(Data entries)
========================================================================
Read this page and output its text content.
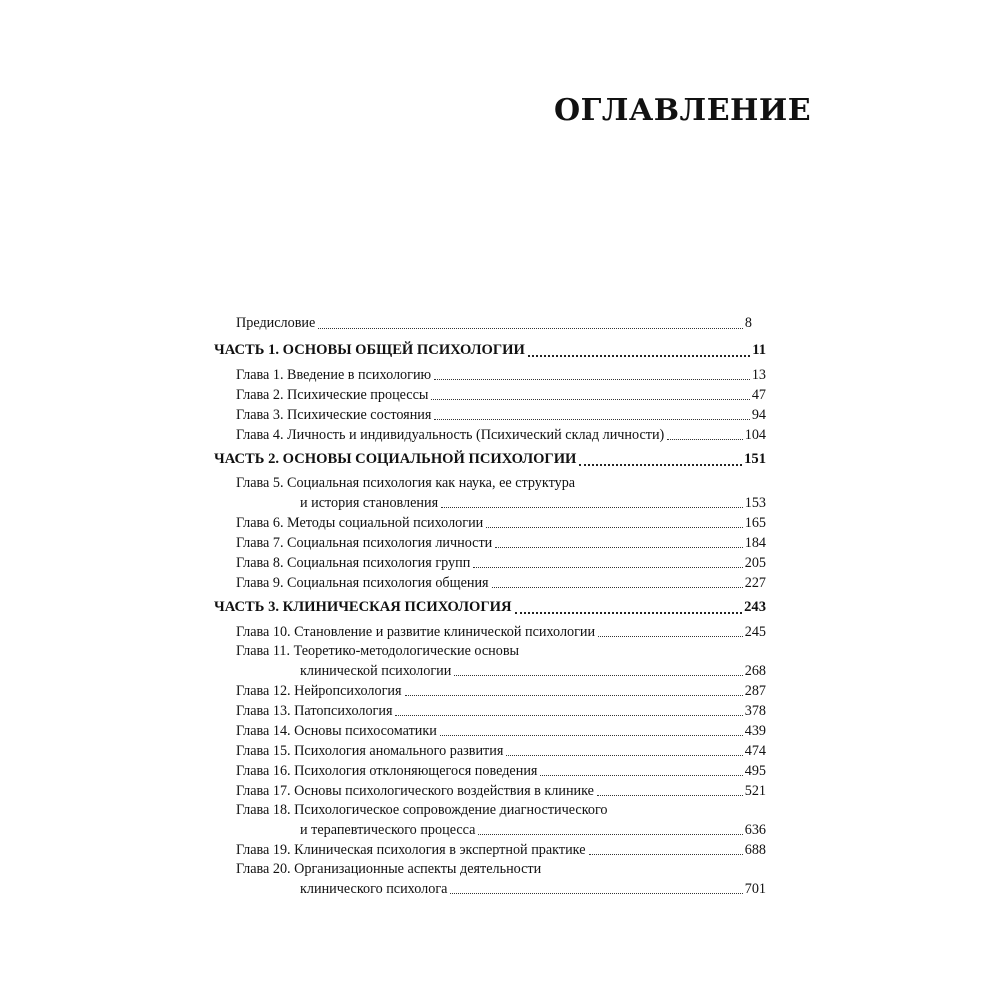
ОГЛАВЛЕНИЕ
Предисловие	8
ЧАСТЬ 1. ОСНОВЫ ОБЩЕЙ ПСИХОЛОГИИ	11
Глава 1. Введение в психологию	13
Глава 2. Психические процессы	47
Глава 3. Психические состояния	94
Глава 4. Личность и индивидуальность (Психический склад личности)	104
ЧАСТЬ 2. ОСНОВЫ СОЦИАЛЬНОЙ ПСИХОЛОГИИ	151
Глава 5. Социальная психология как наука, ее структура
и история становления	153
Глава 6. Методы социальной психологии	165
Глава 7. Социальная психология личности	184
Глава 8. Социальная психология групп	205
Глава 9. Социальная психология общения	227
ЧАСТЬ 3. КЛИНИЧЕСКАЯ ПСИХОЛОГИЯ	243
Глава 10. Становление и развитие клинической психологии	245
Глава 11. Теоретико-методологические основы
клинической психологии	268
Глава 12. Нейропсихология	287
Глава 13. Патопсихология	378
Глава 14. Основы психосоматики	439
Глава 15. Психология аномального развития	474
Глава 16. Психология отклоняющегося поведения	495
Глава 17. Основы психологического воздействия в клинике	521
Глава 18. Психологическое сопровождение диагностического
и терапевтического процесса	636
Глава 19. Клиническая психология в экспертной практике	688
Глава 20. Организационные аспекты деятельности
клинического психолога	701
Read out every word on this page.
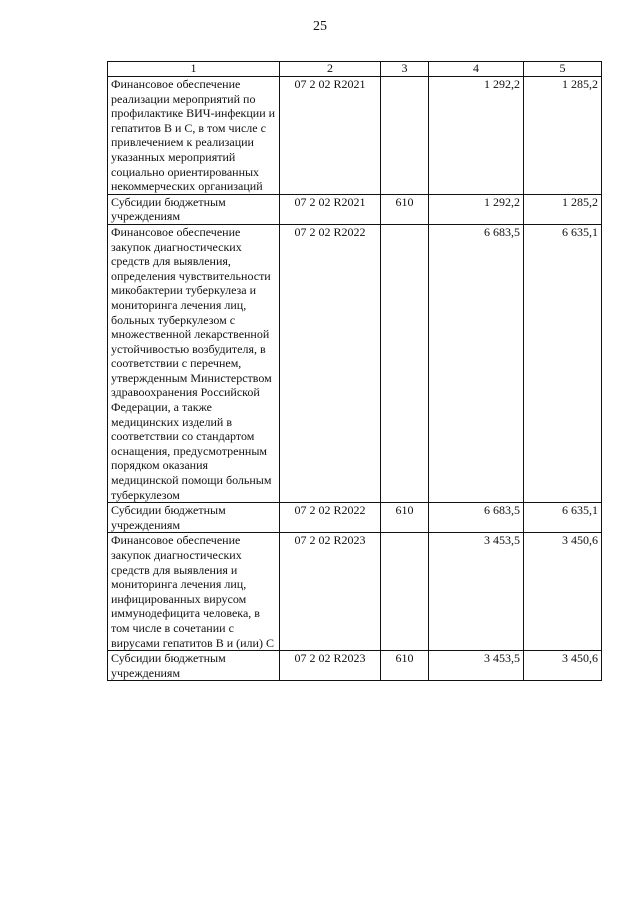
25
1	2	3	4	5
Финансовое обеспечение реализации мероприятий по профилактике ВИЧ-инфекции и гепатитов В и С, в том числе с привлечением к реализации указанных мероприятий социально ориентированных некоммерческих организаций	07 2 02 R2021		1 292,2	1 285,2
Субсидии бюджетным учреждениям	07 2 02 R2021	610	1 292,2	1 285,2
Финансовое обеспечение закупок диагностических средств для выявления, определения чувствительности микобактерии туберкулеза и мониторинга лечения лиц, больных туберкулезом с множественной лекарственной устойчивостью возбудителя, в соответствии с перечнем, утвержденным Министерством здравоохранения Российской Федерации, а также медицинских изделий в соответствии со стандартом оснащения, предусмотренным порядком оказания медицинской помощи больным туберкулезом	07 2 02 R2022		6 683,5	6 635,1
Субсидии бюджетным учреждениям	07 2 02 R2022	610	6 683,5	6 635,1
Финансовое обеспечение закупок диагностических средств для выявления и мониторинга лечения лиц, инфицированных вирусом иммунодефицита человека, в том числе в сочетании с вирусами гепатитов В и (или) С	07 2 02 R2023		3 453,5	3 450,6
Субсидии бюджетным учреждениям	07 2 02 R2023	610	3 453,5	3 450,6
========================================================================
» BRIEF
Among the lines of the data, identify those with the word "клинической". Copy each of them.

» ANSWER BELOW
Глава 10. Становление и развитие клинической психологии	245
клинической психологии	268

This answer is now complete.